**Short task:**
Return all the data, word for word.

**Data for this task:**
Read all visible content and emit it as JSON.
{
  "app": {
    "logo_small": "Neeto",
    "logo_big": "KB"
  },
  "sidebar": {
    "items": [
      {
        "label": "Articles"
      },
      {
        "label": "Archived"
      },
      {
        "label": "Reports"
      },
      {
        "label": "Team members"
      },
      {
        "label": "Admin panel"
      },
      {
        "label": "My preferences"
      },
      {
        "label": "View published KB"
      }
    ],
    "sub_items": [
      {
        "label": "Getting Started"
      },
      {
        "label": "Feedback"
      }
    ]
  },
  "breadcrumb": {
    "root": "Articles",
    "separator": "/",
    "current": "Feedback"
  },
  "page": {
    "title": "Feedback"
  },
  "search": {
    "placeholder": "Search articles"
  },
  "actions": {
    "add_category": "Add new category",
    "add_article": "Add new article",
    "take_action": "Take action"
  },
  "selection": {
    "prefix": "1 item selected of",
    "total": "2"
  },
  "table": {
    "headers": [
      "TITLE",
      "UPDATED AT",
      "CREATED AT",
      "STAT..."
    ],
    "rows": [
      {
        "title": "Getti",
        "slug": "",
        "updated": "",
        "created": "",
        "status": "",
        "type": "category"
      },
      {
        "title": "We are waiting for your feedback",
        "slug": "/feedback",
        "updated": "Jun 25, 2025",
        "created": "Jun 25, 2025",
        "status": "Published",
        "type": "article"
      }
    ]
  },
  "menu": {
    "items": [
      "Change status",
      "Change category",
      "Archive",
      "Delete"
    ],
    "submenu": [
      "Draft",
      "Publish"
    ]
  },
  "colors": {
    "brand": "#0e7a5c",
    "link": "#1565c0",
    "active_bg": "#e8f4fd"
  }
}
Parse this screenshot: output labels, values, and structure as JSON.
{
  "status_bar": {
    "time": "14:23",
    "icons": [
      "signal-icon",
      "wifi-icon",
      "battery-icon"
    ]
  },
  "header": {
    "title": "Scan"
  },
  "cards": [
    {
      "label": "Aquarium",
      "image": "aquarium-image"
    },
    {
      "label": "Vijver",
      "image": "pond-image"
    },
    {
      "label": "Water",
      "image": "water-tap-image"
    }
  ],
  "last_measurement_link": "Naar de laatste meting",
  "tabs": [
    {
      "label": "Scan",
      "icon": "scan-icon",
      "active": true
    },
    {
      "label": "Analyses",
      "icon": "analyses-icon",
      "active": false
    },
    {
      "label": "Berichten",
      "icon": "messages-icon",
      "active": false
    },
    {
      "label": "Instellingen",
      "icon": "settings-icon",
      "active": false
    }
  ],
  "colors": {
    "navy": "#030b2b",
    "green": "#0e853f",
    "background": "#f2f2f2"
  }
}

**Solution for this problem:**
Read all visible content and emit it as JSON.
{
  "app": {
    "logo_small": "Neeto",
    "logo_big": "KB"
  },
  "sidebar": {
    "items": [
      {
        "label": "Articles"
      },
      {
        "label": "Archived"
      },
      {
        "label": "Reports"
      },
      {
        "label": "Team members"
      },
      {
        "label": "Admin panel"
      },
      {
        "label": "My preferences"
      },
      {
        "label": "View published KB"
      }
    ],
    "sub_items": [
      {
        "label": "Getting Started"
      },
      {
        "label": "Feedback"
      }
    ]
  },
  "breadcrumb": {
    "root": "Articles",
    "separator": "/",
    "current": "Feedback"
  },
  "page": {
    "title": "Feedback"
  },
  "search": {
    "placeholder": "Search articles"
  },
  "actions": {
    "add_category": "Add new category",
    "add_article": "Add new article",
    "take_action": "Take action"
  },
  "selection": {
    "prefix": "1 item selected of",
    "total": "2"
  },
  "table": {
    "headers": [
      "TITLE",
      "UPDATED AT",
      "CREATED AT",
      "STAT..."
    ],
    "rows": [
      {
        "title": "Getti",
        "slug": "",
        "updated": "",
        "created": "",
        "status": "",
        "type": "category"
      },
      {
        "title": "We are waiting for your feedback",
        "slug": "/feedback",
        "updated": "Jun 25, 2025",
        "created": "Jun 25, 2025",
        "status": "Published",
        "type": "article"
      }
    ]
  },
  "menu": {
    "items": [
      "Change status",
      "Change category",
      "Archive",
      "Delete"
    ],
    "submenu": [
      "Draft",
      "Publish"
    ]
  },
  "colors": {
    "brand": "#0e7a5c",
    "link": "#1565c0",
    "active_bg": "#e8f4fd"
  }
}
Parse this screenshot: output labels, values, and structure as JSON.
{
  "status_bar": {
    "time": "14:23",
    "icons": [
      "signal-icon",
      "wifi-icon",
      "battery-icon"
    ]
  },
  "header": {
    "title": "Scan"
  },
  "cards": [
    {
      "label": "Aquarium",
      "image": "aquarium-image"
    },
    {
      "label": "Vijver",
      "image": "pond-image"
    },
    {
      "label": "Water",
      "image": "water-tap-image"
    }
  ],
  "last_measurement_link": "Naar de laatste meting",
  "tabs": [
    {
      "label": "Scan",
      "icon": "scan-icon",
      "active": true
    },
    {
      "label": "Analyses",
      "icon": "analyses-icon",
      "active": false
    },
    {
      "label": "Berichten",
      "icon": "messages-icon",
      "active": false
    },
    {
      "label": "Instellingen",
      "icon": "settings-icon",
      "active": false
    }
  ],
  "colors": {
    "navy": "#030b2b",
    "green": "#0e853f",
    "background": "#f2f2f2"
  }
}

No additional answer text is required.